● **Direction**
Restate the data below word for word. Skip any images it contains.

● **Records for this exercise**
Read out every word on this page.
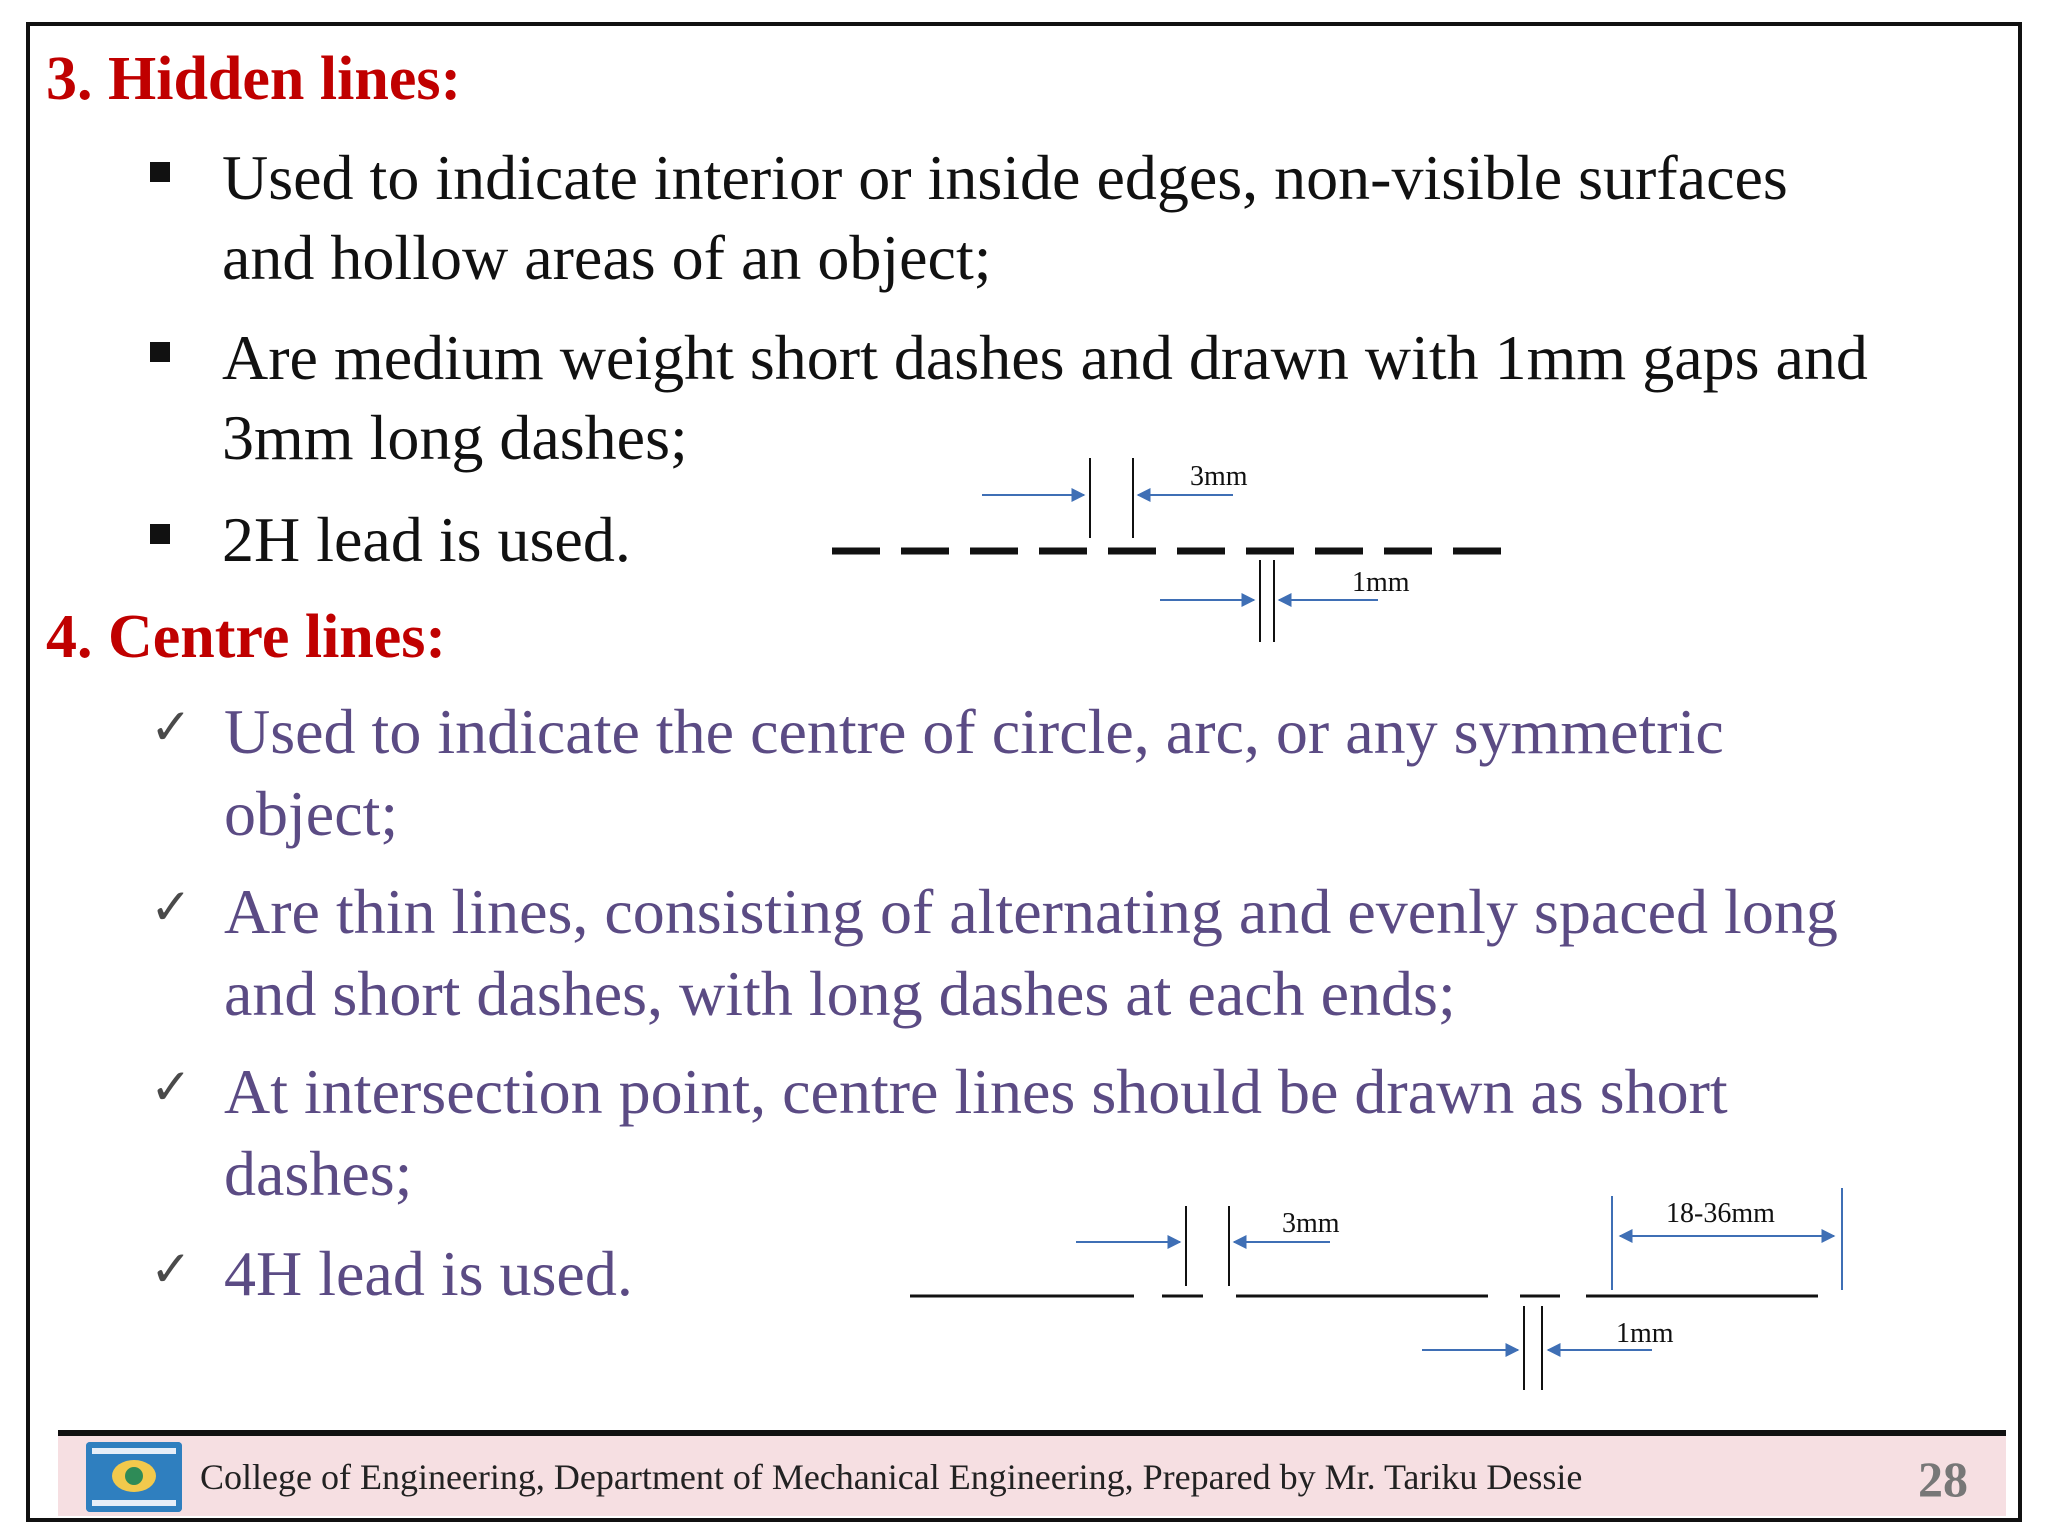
3. Hidden lines:
Used to indicate interior or inside edges, non-visible surfaces
and hollow areas of an object;
Are medium weight short dashes and drawn with 1mm gaps and
3mm long dashes;
2H lead is used.
4. Centre lines:
✓ Used to indicate the centre of circle, arc, or any symmetric
object;
✓ Are thin lines, consisting of alternating and evenly spaced long
and short dashes, with long dashes at each ends;
✓ At intersection point, centre lines should be drawn as short
dashes;
✓ 4H lead is used.
3mm
1mm
3mm	18-36mm
1mm
College of Engineering, Department of Mechanical Engineering, Prepared by Mr. Tariku Dessie	28
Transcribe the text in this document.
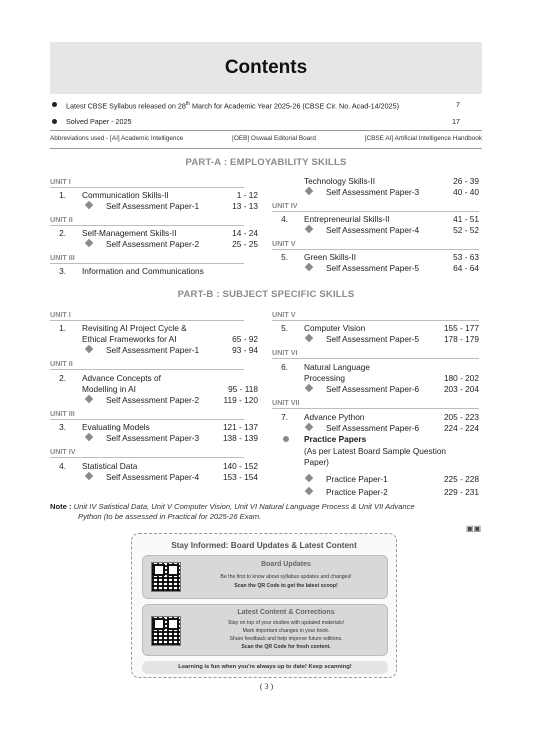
Contents
Latest CBSE Syllabus released on 28th March for Academic Year 2025-26 (CBSE Cir. No. Acad-14/2025)	7
Solved Paper - 2025	17
Abbreviations used - [AI] Academic Intelligence	[OEB] Oswaal Editorial Board	[CBSE AI] Artificial Intelligence Handbook
PART-A : EMPLOYABILITY SKILLS
UNIT I
1. Communication Skills-II	1 - 12
Self Assessment Paper-1	13 - 13
UNIT II
2. Self-Management Skills-II	14 - 24
Self Assessment Paper-2	25 - 25
UNIT III
3. Information and Communications
Technology Skills-II	26 - 39
Self Assessment Paper-3	40 - 40
UNIT IV
4. Entrepreneurial Skills-II	41 - 51
Self Assessment Paper-4	52 - 52
UNIT V
5. Green Skills-II	53 - 63
Self Assessment Paper-5	64 - 64
PART-B : SUBJECT SPECIFIC SKILLS
UNIT I
1. Revisiting AI Project Cycle &
Ethical Frameworks for AI	65 - 92
Self Assessment Paper-1	93 - 94
UNIT II
2. Advance Concepts of
Modelling in AI	95 - 118
Self Assessment Paper-2	119 - 120
UNIT III
3. Evaluating Models	121 - 137
Self Assessment Paper-3	138 - 139
UNIT IV
4. Statistical Data	140 - 152
Self Assessment Paper-4	153 - 154
UNIT V
5. Computer Vision	155 - 177
Self Assessment Paper-5	178 - 179
UNIT VI
6. Natural Language
Processing	180 - 202
Self Assessment Paper-6	203 - 204
UNIT VII
7. Advance Python	205 - 223
Self Assessment Paper-6	224 - 224
Practice Papers
(As per Latest Board Sample Question
Paper)
Practice Paper-1	225 - 228
Practice Paper-2	229 - 231
Note : Unit IV Satistical Data, Unit V Computer Vision, Unit VI Natural Language Process & Unit VII Advance
Python (to be assessed in Practical for 2025-26 Exam.
▣▣
Stay Informed: Board Updates & Latest Content
Board Updates
Be the first to know about syllabus updates and changes!
Scan the QR Code to get the latest scoop!
Latest Content & Corrections
Stay on top of your studies with updated materials!
Mark important changes in your book.
Share feedback and help improve future editions.
Scan the QR Code for fresh content.
Learning is fun when you're always up to date! Keep scanning!
( 3 )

● **Written solution**
Read out every word on this page.
3. Hidden lines:
Used to indicate interior or inside edges, non-visible surfaces
and hollow areas of an object;
Are medium weight short dashes and drawn with 1mm gaps and
3mm long dashes;
2H lead is used.
4. Centre lines:
✓ Used to indicate the centre of circle, arc, or any symmetric
object;
✓ Are thin lines, consisting of alternating and evenly spaced long
and short dashes, with long dashes at each ends;
✓ At intersection point, centre lines should be drawn as short
dashes;
✓ 4H lead is used.
3mm
1mm
3mm	18-36mm
1mm
College of Engineering, Department of Mechanical Engineering, Prepared by Mr. Tariku Dessie	28
Transcribe the text in this document.
Contents
Latest CBSE Syllabus released on 28th March for Academic Year 2025-26 (CBSE Cir. No. Acad-14/2025)	7
Solved Paper - 2025	17
Abbreviations used - [AI] Academic Intelligence	[OEB] Oswaal Editorial Board	[CBSE AI] Artificial Intelligence Handbook
PART-A : EMPLOYABILITY SKILLS
UNIT I
1. Communication Skills-II	1 - 12
Self Assessment Paper-1	13 - 13
UNIT II
2. Self-Management Skills-II	14 - 24
Self Assessment Paper-2	25 - 25
UNIT III
3. Information and Communications
Technology Skills-II	26 - 39
Self Assessment Paper-3	40 - 40
UNIT IV
4. Entrepreneurial Skills-II	41 - 51
Self Assessment Paper-4	52 - 52
UNIT V
5. Green Skills-II	53 - 63
Self Assessment Paper-5	64 - 64
PART-B : SUBJECT SPECIFIC SKILLS
UNIT I
1. Revisiting AI Project Cycle &
Ethical Frameworks for AI	65 - 92
Self Assessment Paper-1	93 - 94
UNIT II
2. Advance Concepts of
Modelling in AI	95 - 118
Self Assessment Paper-2	119 - 120
UNIT III
3. Evaluating Models	121 - 137
Self Assessment Paper-3	138 - 139
UNIT IV
4. Statistical Data	140 - 152
Self Assessment Paper-4	153 - 154
UNIT V
5. Computer Vision	155 - 177
Self Assessment Paper-5	178 - 179
UNIT VI
6. Natural Language
Processing	180 - 202
Self Assessment Paper-6	203 - 204
UNIT VII
7. Advance Python	205 - 223
Self Assessment Paper-6	224 - 224
Practice Papers
(As per Latest Board Sample Question
Paper)
Practice Paper-1	225 - 228
Practice Paper-2	229 - 231
Note : Unit IV Satistical Data, Unit V Computer Vision, Unit VI Natural Language Process & Unit VII Advance
Python (to be assessed in Practical for 2025-26 Exam.
▣▣
Stay Informed: Board Updates & Latest Content
Board Updates
Be the first to know about syllabus updates and changes!
Scan the QR Code to get the latest scoop!
Latest Content & Corrections
Stay on top of your studies with updated materials!
Mark important changes in your book.
Share feedback and help improve future editions.
Scan the QR Code for fresh content.
Learning is fun when you're always up to date! Keep scanning!
( 3 )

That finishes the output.